-- start of Dataset rows --

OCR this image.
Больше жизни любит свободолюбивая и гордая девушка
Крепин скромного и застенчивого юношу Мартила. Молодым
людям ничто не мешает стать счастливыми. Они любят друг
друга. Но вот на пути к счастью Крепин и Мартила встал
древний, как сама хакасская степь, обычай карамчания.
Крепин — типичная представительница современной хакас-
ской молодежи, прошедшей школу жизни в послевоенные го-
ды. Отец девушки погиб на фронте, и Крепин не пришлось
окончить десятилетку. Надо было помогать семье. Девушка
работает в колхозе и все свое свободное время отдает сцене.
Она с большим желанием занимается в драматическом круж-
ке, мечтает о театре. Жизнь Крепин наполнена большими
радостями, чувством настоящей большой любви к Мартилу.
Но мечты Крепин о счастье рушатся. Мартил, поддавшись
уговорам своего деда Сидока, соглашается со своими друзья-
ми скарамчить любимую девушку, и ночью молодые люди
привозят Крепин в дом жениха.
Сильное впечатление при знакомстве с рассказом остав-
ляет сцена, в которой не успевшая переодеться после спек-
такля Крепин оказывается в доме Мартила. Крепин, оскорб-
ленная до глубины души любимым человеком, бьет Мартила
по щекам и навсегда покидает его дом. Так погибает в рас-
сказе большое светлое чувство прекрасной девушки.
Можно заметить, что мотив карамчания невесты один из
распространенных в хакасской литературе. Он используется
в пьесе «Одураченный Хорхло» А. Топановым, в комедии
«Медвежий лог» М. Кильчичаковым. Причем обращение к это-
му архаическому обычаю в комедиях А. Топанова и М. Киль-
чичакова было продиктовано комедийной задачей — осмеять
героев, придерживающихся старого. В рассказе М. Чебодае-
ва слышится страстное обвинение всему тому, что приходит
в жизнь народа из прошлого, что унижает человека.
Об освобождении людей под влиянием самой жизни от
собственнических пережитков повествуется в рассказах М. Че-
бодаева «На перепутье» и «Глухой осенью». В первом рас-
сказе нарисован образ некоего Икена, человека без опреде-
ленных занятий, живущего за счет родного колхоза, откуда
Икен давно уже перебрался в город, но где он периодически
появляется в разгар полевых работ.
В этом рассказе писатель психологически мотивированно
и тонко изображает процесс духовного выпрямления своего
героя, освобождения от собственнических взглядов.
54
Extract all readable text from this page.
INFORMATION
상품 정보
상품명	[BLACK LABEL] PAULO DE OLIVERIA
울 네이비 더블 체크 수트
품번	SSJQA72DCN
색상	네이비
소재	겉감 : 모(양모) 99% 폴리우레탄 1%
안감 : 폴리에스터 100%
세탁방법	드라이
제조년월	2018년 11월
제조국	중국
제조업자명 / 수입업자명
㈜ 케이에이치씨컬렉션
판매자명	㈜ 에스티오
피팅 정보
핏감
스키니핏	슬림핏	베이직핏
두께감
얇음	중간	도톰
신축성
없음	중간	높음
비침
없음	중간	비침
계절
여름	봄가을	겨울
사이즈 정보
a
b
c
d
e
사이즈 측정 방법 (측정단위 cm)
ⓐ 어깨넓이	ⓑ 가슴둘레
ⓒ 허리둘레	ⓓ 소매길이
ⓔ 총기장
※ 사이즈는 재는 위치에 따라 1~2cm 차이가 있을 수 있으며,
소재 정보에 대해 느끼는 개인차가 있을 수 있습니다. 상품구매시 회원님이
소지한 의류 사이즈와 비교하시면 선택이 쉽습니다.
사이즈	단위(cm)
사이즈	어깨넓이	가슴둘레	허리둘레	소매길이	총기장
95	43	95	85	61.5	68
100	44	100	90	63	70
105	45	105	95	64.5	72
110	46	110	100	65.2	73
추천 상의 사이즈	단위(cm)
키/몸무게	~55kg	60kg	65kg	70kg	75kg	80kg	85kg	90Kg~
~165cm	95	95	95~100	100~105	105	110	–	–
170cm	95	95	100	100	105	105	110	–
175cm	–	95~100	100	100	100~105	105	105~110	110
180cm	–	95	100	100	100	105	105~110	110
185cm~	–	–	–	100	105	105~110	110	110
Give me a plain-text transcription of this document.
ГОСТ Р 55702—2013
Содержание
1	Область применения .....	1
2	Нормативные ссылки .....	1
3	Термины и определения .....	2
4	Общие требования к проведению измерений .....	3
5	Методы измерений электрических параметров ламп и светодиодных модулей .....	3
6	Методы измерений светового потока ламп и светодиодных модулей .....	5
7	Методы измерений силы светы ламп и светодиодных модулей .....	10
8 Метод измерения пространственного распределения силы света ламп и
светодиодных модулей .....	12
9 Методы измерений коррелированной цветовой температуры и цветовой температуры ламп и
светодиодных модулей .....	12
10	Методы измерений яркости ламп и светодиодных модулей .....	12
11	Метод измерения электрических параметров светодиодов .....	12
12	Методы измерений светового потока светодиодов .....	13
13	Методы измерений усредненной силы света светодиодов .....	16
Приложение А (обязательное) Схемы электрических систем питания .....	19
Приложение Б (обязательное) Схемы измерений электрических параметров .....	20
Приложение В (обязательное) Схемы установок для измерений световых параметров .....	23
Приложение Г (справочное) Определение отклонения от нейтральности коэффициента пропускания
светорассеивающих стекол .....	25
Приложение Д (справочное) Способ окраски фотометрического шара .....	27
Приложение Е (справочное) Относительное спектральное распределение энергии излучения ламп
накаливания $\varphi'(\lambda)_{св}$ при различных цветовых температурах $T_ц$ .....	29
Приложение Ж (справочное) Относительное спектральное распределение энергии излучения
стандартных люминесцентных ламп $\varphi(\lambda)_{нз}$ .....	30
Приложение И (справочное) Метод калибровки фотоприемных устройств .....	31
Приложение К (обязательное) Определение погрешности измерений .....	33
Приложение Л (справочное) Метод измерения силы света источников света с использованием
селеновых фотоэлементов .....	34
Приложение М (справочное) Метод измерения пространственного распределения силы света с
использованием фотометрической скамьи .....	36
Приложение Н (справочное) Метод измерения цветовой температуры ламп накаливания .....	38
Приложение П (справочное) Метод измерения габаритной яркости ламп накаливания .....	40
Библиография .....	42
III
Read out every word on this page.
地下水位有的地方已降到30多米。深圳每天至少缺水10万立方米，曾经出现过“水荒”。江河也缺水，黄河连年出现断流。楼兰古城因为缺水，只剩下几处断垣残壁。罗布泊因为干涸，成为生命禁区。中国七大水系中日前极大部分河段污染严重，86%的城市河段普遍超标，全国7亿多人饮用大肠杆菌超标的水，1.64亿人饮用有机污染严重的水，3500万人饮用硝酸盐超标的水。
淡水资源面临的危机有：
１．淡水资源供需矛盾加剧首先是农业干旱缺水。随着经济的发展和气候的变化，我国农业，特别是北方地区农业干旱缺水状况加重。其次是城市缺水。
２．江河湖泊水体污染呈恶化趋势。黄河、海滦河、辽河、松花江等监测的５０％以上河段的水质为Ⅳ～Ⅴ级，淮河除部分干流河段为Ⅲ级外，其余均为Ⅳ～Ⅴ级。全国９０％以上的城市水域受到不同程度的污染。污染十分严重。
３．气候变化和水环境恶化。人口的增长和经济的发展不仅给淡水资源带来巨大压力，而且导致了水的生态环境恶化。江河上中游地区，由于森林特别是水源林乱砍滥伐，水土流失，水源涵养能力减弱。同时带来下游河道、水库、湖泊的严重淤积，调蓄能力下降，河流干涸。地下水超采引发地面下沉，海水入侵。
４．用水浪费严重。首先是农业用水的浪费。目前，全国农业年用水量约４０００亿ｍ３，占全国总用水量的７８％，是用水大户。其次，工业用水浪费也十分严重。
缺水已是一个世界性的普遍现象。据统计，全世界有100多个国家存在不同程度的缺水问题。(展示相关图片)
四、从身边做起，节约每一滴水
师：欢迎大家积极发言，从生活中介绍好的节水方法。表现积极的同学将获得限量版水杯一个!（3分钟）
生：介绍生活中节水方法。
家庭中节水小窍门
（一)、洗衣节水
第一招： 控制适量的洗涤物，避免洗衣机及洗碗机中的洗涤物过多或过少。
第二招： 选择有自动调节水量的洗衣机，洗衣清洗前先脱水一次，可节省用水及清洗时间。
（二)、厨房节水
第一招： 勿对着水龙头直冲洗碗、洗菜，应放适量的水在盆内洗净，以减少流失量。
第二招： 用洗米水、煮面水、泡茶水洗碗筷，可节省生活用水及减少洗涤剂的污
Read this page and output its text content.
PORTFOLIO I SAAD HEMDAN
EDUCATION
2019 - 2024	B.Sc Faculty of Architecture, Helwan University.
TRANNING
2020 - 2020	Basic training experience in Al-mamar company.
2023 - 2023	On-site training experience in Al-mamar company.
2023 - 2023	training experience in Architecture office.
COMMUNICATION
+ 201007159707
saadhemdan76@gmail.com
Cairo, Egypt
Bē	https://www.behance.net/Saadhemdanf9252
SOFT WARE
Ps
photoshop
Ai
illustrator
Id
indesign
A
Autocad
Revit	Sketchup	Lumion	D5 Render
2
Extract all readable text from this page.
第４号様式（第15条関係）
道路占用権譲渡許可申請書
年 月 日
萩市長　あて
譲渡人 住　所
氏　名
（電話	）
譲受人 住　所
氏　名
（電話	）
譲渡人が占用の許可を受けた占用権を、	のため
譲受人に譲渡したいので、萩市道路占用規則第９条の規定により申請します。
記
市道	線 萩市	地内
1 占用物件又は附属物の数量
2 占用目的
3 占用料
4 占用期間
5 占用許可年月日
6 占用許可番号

-- end of Dataset rows --

- [What needs to be done]:
Filter the listing above by the word "소매길이"; copy each line that passes.

- [Final answer]:
ⓒ 허리둘레	ⓓ 소매길이
사이즈	어깨넓이	가슴둘레	허리둘레	소매길이	총기장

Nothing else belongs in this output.